Copy each line below that contains "Distance".
+++ MATERIAL TO PROCESS
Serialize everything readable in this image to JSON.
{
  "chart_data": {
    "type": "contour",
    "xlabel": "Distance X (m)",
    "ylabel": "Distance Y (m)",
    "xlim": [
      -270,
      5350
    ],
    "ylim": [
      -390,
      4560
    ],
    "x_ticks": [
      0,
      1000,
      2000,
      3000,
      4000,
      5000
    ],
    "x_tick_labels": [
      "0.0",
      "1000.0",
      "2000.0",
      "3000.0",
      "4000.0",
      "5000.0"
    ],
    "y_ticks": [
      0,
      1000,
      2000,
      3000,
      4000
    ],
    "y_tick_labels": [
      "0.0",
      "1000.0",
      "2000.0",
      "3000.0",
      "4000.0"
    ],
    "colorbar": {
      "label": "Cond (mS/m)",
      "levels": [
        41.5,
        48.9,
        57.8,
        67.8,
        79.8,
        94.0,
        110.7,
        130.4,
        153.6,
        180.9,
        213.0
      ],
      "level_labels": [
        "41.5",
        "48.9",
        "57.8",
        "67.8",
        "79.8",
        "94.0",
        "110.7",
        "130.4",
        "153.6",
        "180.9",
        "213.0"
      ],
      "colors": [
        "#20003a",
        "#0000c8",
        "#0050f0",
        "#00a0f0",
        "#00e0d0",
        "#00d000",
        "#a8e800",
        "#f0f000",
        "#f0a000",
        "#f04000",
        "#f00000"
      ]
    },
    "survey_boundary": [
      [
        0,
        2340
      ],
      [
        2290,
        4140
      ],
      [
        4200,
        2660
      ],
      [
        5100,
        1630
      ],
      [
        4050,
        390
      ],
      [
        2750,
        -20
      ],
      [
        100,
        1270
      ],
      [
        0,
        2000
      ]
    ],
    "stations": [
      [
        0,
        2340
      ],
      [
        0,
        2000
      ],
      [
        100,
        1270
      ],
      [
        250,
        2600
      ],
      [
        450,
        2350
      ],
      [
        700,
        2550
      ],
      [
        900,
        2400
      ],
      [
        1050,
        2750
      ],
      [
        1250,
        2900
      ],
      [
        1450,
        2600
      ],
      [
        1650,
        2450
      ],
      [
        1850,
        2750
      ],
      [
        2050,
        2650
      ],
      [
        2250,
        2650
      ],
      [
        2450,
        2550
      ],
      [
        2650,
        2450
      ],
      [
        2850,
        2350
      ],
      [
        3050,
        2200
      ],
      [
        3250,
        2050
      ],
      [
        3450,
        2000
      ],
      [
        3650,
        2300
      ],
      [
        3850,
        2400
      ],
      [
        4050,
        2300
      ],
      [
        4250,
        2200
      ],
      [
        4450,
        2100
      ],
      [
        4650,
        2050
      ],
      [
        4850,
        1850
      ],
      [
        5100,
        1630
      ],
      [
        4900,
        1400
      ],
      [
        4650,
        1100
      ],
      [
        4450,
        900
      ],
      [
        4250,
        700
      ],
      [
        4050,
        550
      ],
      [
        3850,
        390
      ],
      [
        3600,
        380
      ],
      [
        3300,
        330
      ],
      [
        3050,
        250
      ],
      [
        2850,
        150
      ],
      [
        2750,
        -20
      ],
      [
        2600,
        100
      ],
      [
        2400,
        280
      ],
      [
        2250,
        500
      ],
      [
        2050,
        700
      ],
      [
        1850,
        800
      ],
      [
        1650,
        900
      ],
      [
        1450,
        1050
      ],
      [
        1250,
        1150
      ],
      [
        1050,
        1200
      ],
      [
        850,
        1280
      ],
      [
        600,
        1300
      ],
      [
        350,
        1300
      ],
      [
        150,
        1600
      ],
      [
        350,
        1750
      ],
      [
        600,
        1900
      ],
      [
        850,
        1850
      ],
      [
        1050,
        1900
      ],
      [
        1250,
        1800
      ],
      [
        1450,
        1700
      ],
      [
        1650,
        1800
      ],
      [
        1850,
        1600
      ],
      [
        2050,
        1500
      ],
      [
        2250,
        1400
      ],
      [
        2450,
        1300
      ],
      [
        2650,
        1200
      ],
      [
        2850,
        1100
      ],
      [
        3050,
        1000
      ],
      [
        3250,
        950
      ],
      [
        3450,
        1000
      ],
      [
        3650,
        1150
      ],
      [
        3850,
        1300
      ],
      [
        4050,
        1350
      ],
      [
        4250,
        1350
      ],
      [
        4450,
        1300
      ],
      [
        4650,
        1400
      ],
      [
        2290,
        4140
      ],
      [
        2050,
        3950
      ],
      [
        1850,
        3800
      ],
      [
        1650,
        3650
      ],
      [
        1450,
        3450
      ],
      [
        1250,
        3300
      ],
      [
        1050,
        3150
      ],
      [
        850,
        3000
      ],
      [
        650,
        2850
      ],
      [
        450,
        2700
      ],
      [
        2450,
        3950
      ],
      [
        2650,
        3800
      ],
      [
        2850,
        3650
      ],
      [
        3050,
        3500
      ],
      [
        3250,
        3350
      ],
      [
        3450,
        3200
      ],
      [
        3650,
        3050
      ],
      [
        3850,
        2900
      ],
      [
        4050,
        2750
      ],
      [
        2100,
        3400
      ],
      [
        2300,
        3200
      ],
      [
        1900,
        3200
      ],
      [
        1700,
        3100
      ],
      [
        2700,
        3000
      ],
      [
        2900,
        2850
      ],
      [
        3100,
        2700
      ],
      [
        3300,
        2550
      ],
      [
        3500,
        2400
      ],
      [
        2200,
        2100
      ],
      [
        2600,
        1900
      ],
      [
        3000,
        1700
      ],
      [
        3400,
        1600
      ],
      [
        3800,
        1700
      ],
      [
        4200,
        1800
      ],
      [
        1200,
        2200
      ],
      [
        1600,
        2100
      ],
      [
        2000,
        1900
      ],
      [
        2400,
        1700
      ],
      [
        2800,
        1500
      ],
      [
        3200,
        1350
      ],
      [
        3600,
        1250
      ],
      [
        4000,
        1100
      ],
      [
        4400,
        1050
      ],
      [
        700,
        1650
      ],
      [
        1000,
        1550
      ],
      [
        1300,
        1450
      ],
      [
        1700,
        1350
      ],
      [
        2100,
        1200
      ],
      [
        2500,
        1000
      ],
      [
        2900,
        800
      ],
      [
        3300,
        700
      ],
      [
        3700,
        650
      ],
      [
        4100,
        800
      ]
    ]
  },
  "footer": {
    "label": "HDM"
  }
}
++++++
● **TASK SOLUTION**
    "xlabel": "Distance X (m)",
    "ylabel": "Distance Y (m)",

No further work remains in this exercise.